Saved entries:
----------------------------------------
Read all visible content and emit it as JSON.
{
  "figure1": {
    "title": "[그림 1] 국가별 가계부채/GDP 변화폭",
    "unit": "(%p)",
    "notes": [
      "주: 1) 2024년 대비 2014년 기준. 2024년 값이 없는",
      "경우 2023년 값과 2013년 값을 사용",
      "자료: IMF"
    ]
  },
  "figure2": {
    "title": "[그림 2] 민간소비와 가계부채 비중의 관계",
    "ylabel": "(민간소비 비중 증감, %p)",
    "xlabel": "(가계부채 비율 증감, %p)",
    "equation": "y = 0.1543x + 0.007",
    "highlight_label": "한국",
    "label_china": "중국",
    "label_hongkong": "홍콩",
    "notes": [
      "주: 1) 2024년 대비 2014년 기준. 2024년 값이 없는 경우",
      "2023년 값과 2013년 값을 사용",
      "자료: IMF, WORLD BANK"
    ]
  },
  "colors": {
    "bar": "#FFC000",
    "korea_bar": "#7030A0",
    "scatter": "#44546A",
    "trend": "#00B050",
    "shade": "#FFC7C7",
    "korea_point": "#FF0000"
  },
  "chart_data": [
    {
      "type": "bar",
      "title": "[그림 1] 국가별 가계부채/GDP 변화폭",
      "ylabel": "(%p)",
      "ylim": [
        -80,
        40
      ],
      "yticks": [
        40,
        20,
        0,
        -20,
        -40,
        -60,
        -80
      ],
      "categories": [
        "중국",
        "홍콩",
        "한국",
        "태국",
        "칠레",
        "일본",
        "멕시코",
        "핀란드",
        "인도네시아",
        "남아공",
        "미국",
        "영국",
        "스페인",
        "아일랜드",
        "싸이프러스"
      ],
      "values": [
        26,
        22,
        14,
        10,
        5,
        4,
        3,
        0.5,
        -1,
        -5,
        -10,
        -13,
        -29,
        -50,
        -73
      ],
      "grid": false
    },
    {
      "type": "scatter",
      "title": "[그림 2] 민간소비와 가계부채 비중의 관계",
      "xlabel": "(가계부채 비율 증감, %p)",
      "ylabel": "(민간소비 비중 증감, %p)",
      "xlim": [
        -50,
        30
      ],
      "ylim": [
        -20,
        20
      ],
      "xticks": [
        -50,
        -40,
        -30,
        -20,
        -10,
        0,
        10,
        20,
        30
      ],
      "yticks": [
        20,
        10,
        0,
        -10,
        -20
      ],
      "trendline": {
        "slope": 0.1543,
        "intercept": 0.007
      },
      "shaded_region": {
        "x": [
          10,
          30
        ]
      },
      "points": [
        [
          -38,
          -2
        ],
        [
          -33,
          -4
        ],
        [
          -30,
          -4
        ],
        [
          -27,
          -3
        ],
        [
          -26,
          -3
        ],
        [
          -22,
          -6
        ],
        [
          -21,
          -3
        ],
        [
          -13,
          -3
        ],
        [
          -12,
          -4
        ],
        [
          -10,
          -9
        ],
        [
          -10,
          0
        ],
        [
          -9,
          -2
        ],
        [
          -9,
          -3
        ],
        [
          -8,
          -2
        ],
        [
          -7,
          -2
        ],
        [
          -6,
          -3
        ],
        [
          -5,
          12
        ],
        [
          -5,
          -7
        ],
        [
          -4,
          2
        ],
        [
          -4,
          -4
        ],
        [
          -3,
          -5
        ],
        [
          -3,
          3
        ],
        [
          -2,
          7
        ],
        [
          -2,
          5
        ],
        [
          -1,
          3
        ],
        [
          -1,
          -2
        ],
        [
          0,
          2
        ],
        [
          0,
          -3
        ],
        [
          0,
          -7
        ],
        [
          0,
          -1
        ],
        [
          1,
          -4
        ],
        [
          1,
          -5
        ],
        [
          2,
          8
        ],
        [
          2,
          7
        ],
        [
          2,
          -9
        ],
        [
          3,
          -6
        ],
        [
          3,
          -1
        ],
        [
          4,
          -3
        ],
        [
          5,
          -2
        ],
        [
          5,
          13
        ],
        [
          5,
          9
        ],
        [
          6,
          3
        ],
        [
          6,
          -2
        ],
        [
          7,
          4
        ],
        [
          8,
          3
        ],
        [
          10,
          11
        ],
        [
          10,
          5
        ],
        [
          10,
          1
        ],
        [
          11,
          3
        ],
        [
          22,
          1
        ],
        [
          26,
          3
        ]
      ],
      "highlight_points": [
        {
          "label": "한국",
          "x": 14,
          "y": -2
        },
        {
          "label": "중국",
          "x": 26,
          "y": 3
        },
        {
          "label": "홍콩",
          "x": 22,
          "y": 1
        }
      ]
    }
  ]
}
----------------------------------------
WHAT IS NEEDED
Using the listing above, reproduce each line without omission.

RESPONSE TO THIS TASK
Read all visible content and emit it as JSON.
{
  "figure1": {
    "title": "[그림 1] 국가별 가계부채/GDP 변화폭",
    "unit": "(%p)",
    "notes": [
      "주: 1) 2024년 대비 2014년 기준. 2024년 값이 없는",
      "경우 2023년 값과 2013년 값을 사용",
      "자료: IMF"
    ]
  },
  "figure2": {
    "title": "[그림 2] 민간소비와 가계부채 비중의 관계",
    "ylabel": "(민간소비 비중 증감, %p)",
    "xlabel": "(가계부채 비율 증감, %p)",
    "equation": "y = 0.1543x + 0.007",
    "highlight_label": "한국",
    "label_china": "중국",
    "label_hongkong": "홍콩",
    "notes": [
      "주: 1) 2024년 대비 2014년 기준. 2024년 값이 없는 경우",
      "2023년 값과 2013년 값을 사용",
      "자료: IMF, WORLD BANK"
    ]
  },
  "colors": {
    "bar": "#FFC000",
    "korea_bar": "#7030A0",
    "scatter": "#44546A",
    "trend": "#00B050",
    "shade": "#FFC7C7",
    "korea_point": "#FF0000"
  },
  "chart_data": [
    {
      "type": "bar",
      "title": "[그림 1] 국가별 가계부채/GDP 변화폭",
      "ylabel": "(%p)",
      "ylim": [
        -80,
        40
      ],
      "yticks": [
        40,
        20,
        0,
        -20,
        -40,
        -60,
        -80
      ],
      "categories": [
        "중국",
        "홍콩",
        "한국",
        "태국",
        "칠레",
        "일본",
        "멕시코",
        "핀란드",
        "인도네시아",
        "남아공",
        "미국",
        "영국",
        "스페인",
        "아일랜드",
        "싸이프러스"
      ],
      "values": [
        26,
        22,
        14,
        10,
        5,
        4,
        3,
        0.5,
        -1,
        -5,
        -10,
        -13,
        -29,
        -50,
        -73
      ],
      "grid": false
    },
    {
      "type": "scatter",
      "title": "[그림 2] 민간소비와 가계부채 비중의 관계",
      "xlabel": "(가계부채 비율 증감, %p)",
      "ylabel": "(민간소비 비중 증감, %p)",
      "xlim": [
        -50,
        30
      ],
      "ylim": [
        -20,
        20
      ],
      "xticks": [
        -50,
        -40,
        -30,
        -20,
        -10,
        0,
        10,
        20,
        30
      ],
      "yticks": [
        20,
        10,
        0,
        -10,
        -20
      ],
      "trendline": {
        "slope": 0.1543,
        "intercept": 0.007
      },
      "shaded_region": {
        "x": [
          10,
          30
        ]
      },
      "points": [
        [
          -38,
          -2
        ],
        [
          -33,
          -4
        ],
        [
          -30,
          -4
        ],
        [
          -27,
          -3
        ],
        [
          -26,
          -3
        ],
        [
          -22,
          -6
        ],
        [
          -21,
          -3
        ],
        [
          -13,
          -3
        ],
        [
          -12,
          -4
        ],
        [
          -10,
          -9
        ],
        [
          -10,
          0
        ],
        [
          -9,
          -2
        ],
        [
          -9,
          -3
        ],
        [
          -8,
          -2
        ],
        [
          -7,
          -2
        ],
        [
          -6,
          -3
        ],
        [
          -5,
          12
        ],
        [
          -5,
          -7
        ],
        [
          -4,
          2
        ],
        [
          -4,
          -4
        ],
        [
          -3,
          -5
        ],
        [
          -3,
          3
        ],
        [
          -2,
          7
        ],
        [
          -2,
          5
        ],
        [
          -1,
          3
        ],
        [
          -1,
          -2
        ],
        [
          0,
          2
        ],
        [
          0,
          -3
        ],
        [
          0,
          -7
        ],
        [
          0,
          -1
        ],
        [
          1,
          -4
        ],
        [
          1,
          -5
        ],
        [
          2,
          8
        ],
        [
          2,
          7
        ],
        [
          2,
          -9
        ],
        [
          3,
          -6
        ],
        [
          3,
          -1
        ],
        [
          4,
          -3
        ],
        [
          5,
          -2
        ],
        [
          5,
          13
        ],
        [
          5,
          9
        ],
        [
          6,
          3
        ],
        [
          6,
          -2
        ],
        [
          7,
          4
        ],
        [
          8,
          3
        ],
        [
          10,
          11
        ],
        [
          10,
          5
        ],
        [
          10,
          1
        ],
        [
          11,
          3
        ],
        [
          22,
          1
        ],
        [
          26,
          3
        ]
      ],
      "highlight_points": [
        {
          "label": "한국",
          "x": 14,
          "y": -2
        },
        {
          "label": "중국",
          "x": 26,
          "y": 3
        },
        {
          "label": "홍콩",
          "x": 22,
          "y": 1
        }
      ]
    }
  ]
}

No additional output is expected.